[Written request]
Quote the entries word for word. Omit the pictures.

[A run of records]
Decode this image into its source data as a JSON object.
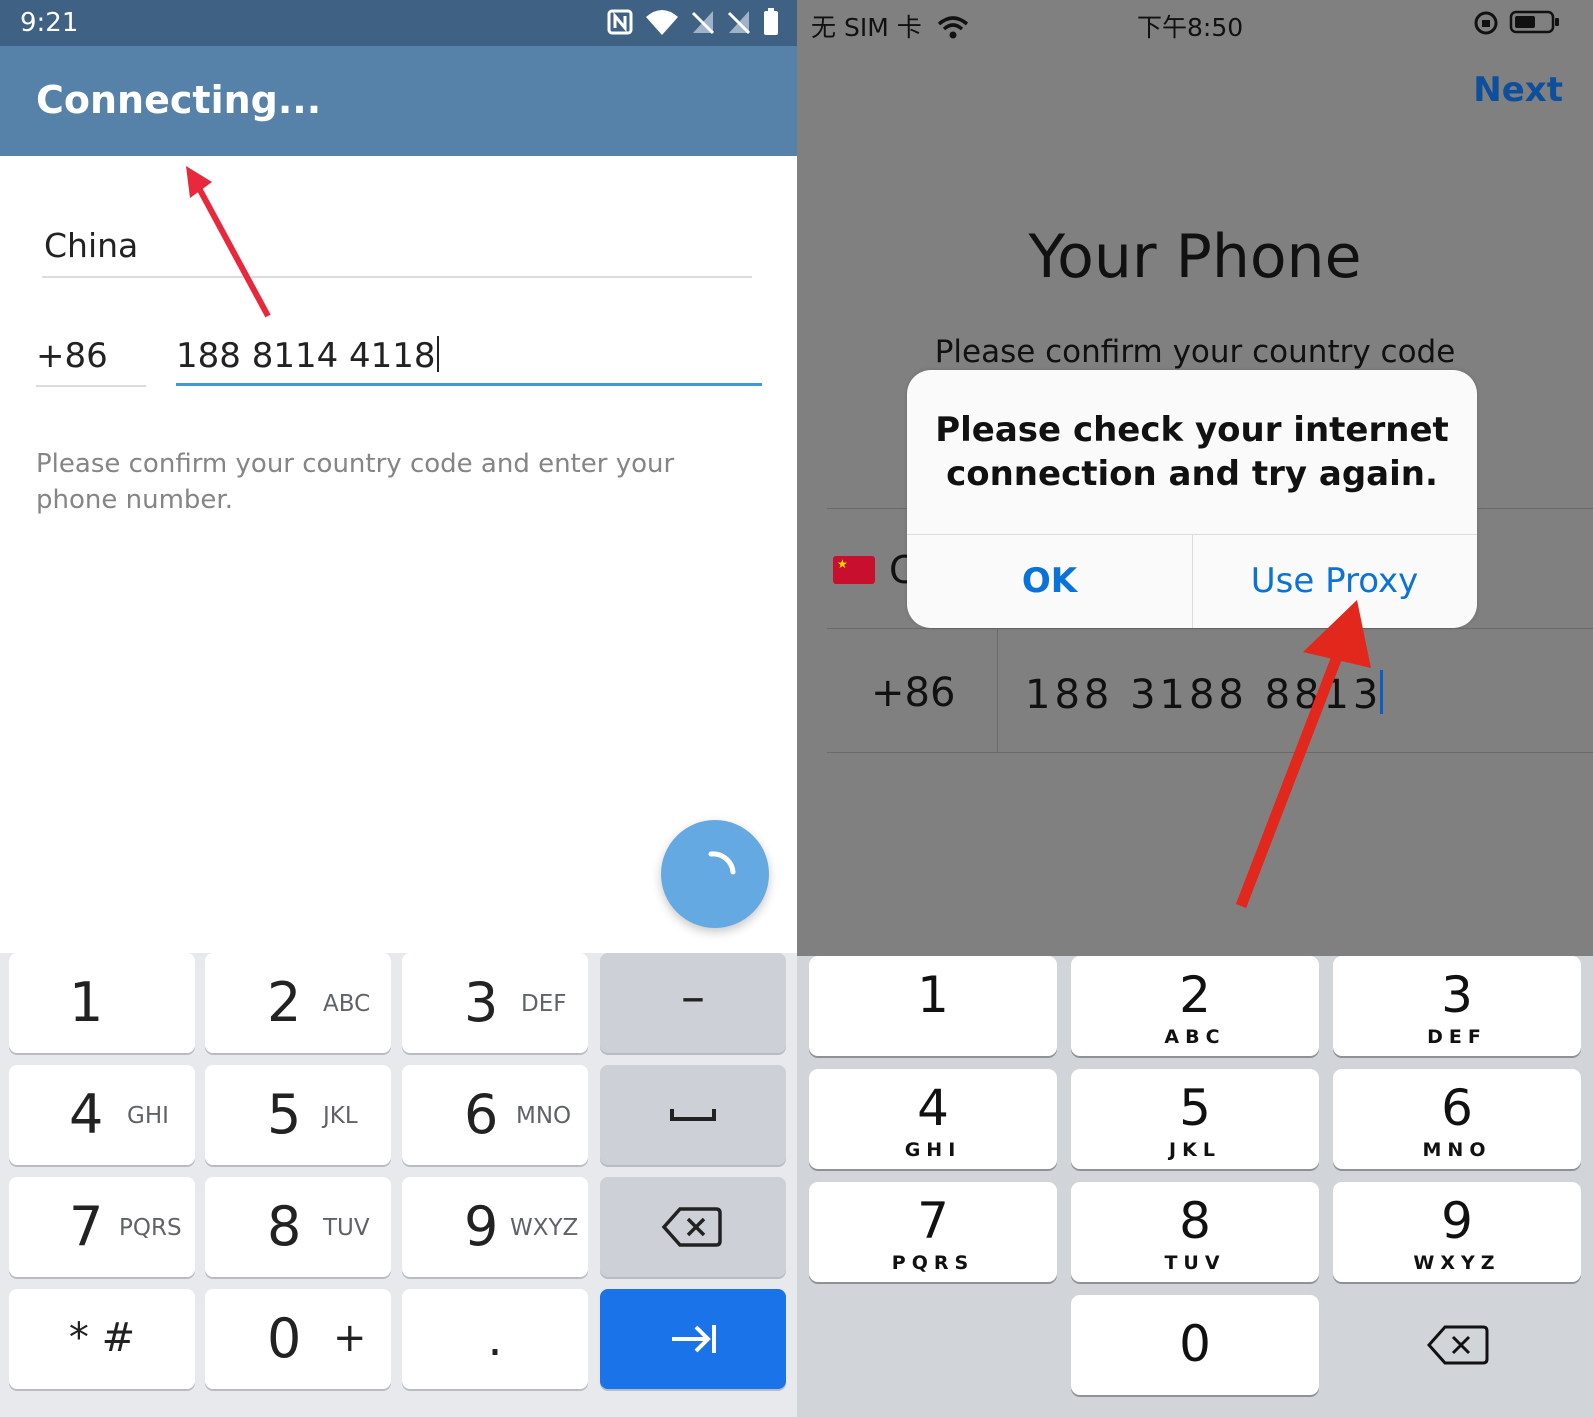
{
  "left": {
    "status_bar": {
      "time": "9:21",
      "icons": [
        "nfc-icon",
        "wifi-icon",
        "no-signal-icon",
        "no-signal-icon",
        "battery-icon"
      ]
    },
    "app_bar": {
      "title": "Connecting..."
    },
    "form": {
      "country": "China",
      "country_code": "+86",
      "phone_number": "188 8114 4118",
      "hint": "Please confirm your country code and enter your phone number."
    },
    "fab_icon": "spinner-icon",
    "keyboard": {
      "rows": [
        [
          {
            "num": "1",
            "letters": ""
          },
          {
            "num": "2",
            "letters": "ABC"
          },
          {
            "num": "3",
            "letters": "DEF"
          },
          {
            "sym": "–"
          }
        ],
        [
          {
            "num": "4",
            "letters": "GHI"
          },
          {
            "num": "5",
            "letters": "JKL"
          },
          {
            "num": "6",
            "letters": "MNO"
          },
          {
            "sym": "space-icon"
          }
        ],
        [
          {
            "num": "7",
            "letters": "PQRS"
          },
          {
            "num": "8",
            "letters": "TUV"
          },
          {
            "num": "9",
            "letters": "WXYZ"
          },
          {
            "sym": "backspace-icon"
          }
        ],
        [
          {
            "sym": "* #"
          },
          {
            "num": "0",
            "letters": "+"
          },
          {
            "sym": "."
          },
          {
            "sym": "next-icon"
          }
        ]
      ]
    },
    "annotation_arrow_color": "#e8283c"
  },
  "right": {
    "status_bar": {
      "carrier": "无 SIM 卡",
      "time": "下午8:50",
      "icons": [
        "wifi-icon",
        "orientation-lock-icon",
        "battery-icon"
      ]
    },
    "nav": {
      "next_label": "Next"
    },
    "heading": "Your Phone",
    "subtitle": "Please confirm your country code",
    "country_peek": "C",
    "country_code": "+86",
    "phone_number": "188 3188 8813",
    "alert": {
      "message": "Please check your internet connection and try again.",
      "ok_label": "OK",
      "proxy_label": "Use Proxy"
    },
    "keyboard": {
      "keys": [
        {
          "num": "1",
          "letters": ""
        },
        {
          "num": "2",
          "letters": "ABC"
        },
        {
          "num": "3",
          "letters": "DEF"
        },
        {
          "num": "4",
          "letters": "GHI"
        },
        {
          "num": "5",
          "letters": "JKL"
        },
        {
          "num": "6",
          "letters": "MNO"
        },
        {
          "num": "7",
          "letters": "PQRS"
        },
        {
          "num": "8",
          "letters": "TUV"
        },
        {
          "num": "9",
          "letters": "WXYZ"
        },
        {
          "num": "0",
          "letters": ""
        }
      ]
    },
    "annotation_arrow_color": "#e2281c"
  },
  "colors": {
    "android_status": "#3f6184",
    "android_appbar": "#5682a9",
    "android_accent": "#3d9ad6",
    "android_fab": "#65a9e2",
    "android_enter_key": "#1a73e8",
    "ios_link": "#0b72d8"
  }
}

[Solution to this exercise]
Decode this image into its source data as a JSON object.
{
  "left": {
    "status_bar": {
      "time": "9:21",
      "icons": [
        "nfc-icon",
        "wifi-icon",
        "no-signal-icon",
        "no-signal-icon",
        "battery-icon"
      ]
    },
    "app_bar": {
      "title": "Connecting..."
    },
    "form": {
      "country": "China",
      "country_code": "+86",
      "phone_number": "188 8114 4118",
      "hint": "Please confirm your country code and enter your phone number."
    },
    "fab_icon": "spinner-icon",
    "keyboard": {
      "rows": [
        [
          {
            "num": "1",
            "letters": ""
          },
          {
            "num": "2",
            "letters": "ABC"
          },
          {
            "num": "3",
            "letters": "DEF"
          },
          {
            "sym": "–"
          }
        ],
        [
          {
            "num": "4",
            "letters": "GHI"
          },
          {
            "num": "5",
            "letters": "JKL"
          },
          {
            "num": "6",
            "letters": "MNO"
          },
          {
            "sym": "space-icon"
          }
        ],
        [
          {
            "num": "7",
            "letters": "PQRS"
          },
          {
            "num": "8",
            "letters": "TUV"
          },
          {
            "num": "9",
            "letters": "WXYZ"
          },
          {
            "sym": "backspace-icon"
          }
        ],
        [
          {
            "sym": "* #"
          },
          {
            "num": "0",
            "letters": "+"
          },
          {
            "sym": "."
          },
          {
            "sym": "next-icon"
          }
        ]
      ]
    },
    "annotation_arrow_color": "#e8283c"
  },
  "right": {
    "status_bar": {
      "carrier": "无 SIM 卡",
      "time": "下午8:50",
      "icons": [
        "wifi-icon",
        "orientation-lock-icon",
        "battery-icon"
      ]
    },
    "nav": {
      "next_label": "Next"
    },
    "heading": "Your Phone",
    "subtitle": "Please confirm your country code",
    "country_peek": "C",
    "country_code": "+86",
    "phone_number": "188 3188 8813",
    "alert": {
      "message": "Please check your internet connection and try again.",
      "ok_label": "OK",
      "proxy_label": "Use Proxy"
    },
    "keyboard": {
      "keys": [
        {
          "num": "1",
          "letters": ""
        },
        {
          "num": "2",
          "letters": "ABC"
        },
        {
          "num": "3",
          "letters": "DEF"
        },
        {
          "num": "4",
          "letters": "GHI"
        },
        {
          "num": "5",
          "letters": "JKL"
        },
        {
          "num": "6",
          "letters": "MNO"
        },
        {
          "num": "7",
          "letters": "PQRS"
        },
        {
          "num": "8",
          "letters": "TUV"
        },
        {
          "num": "9",
          "letters": "WXYZ"
        },
        {
          "num": "0",
          "letters": ""
        }
      ]
    },
    "annotation_arrow_color": "#e2281c"
  },
  "colors": {
    "android_status": "#3f6184",
    "android_appbar": "#5682a9",
    "android_accent": "#3d9ad6",
    "android_fab": "#65a9e2",
    "android_enter_key": "#1a73e8",
    "ios_link": "#0b72d8"
  }
}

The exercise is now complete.